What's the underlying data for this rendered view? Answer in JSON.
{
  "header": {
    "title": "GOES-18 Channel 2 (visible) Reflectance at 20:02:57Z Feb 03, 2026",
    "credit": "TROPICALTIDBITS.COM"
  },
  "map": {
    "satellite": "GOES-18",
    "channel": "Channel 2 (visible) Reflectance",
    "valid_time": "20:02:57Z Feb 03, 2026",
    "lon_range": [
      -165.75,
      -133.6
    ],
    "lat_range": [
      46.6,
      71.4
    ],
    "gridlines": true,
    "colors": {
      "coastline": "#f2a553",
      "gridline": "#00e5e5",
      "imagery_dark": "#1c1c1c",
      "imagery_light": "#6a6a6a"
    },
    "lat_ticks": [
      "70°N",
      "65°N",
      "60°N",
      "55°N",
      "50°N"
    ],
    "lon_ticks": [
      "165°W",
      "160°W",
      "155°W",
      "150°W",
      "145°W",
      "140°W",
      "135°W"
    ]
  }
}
::::::::::
Aim :: Using the entries above, please restate each one word for word.

The output ::
What's the underlying data for this rendered view? Answer in JSON.
{
  "header": {
    "title": "GOES-18 Channel 2 (visible) Reflectance at 20:02:57Z Feb 03, 2026",
    "credit": "TROPICALTIDBITS.COM"
  },
  "map": {
    "satellite": "GOES-18",
    "channel": "Channel 2 (visible) Reflectance",
    "valid_time": "20:02:57Z Feb 03, 2026",
    "lon_range": [
      -165.75,
      -133.6
    ],
    "lat_range": [
      46.6,
      71.4
    ],
    "gridlines": true,
    "colors": {
      "coastline": "#f2a553",
      "gridline": "#00e5e5",
      "imagery_dark": "#1c1c1c",
      "imagery_light": "#6a6a6a"
    },
    "lat_ticks": [
      "70°N",
      "65°N",
      "60°N",
      "55°N",
      "50°N"
    ],
    "lon_ticks": [
      "165°W",
      "160°W",
      "155°W",
      "150°W",
      "145°W",
      "140°W",
      "135°W"
    ]
  }
}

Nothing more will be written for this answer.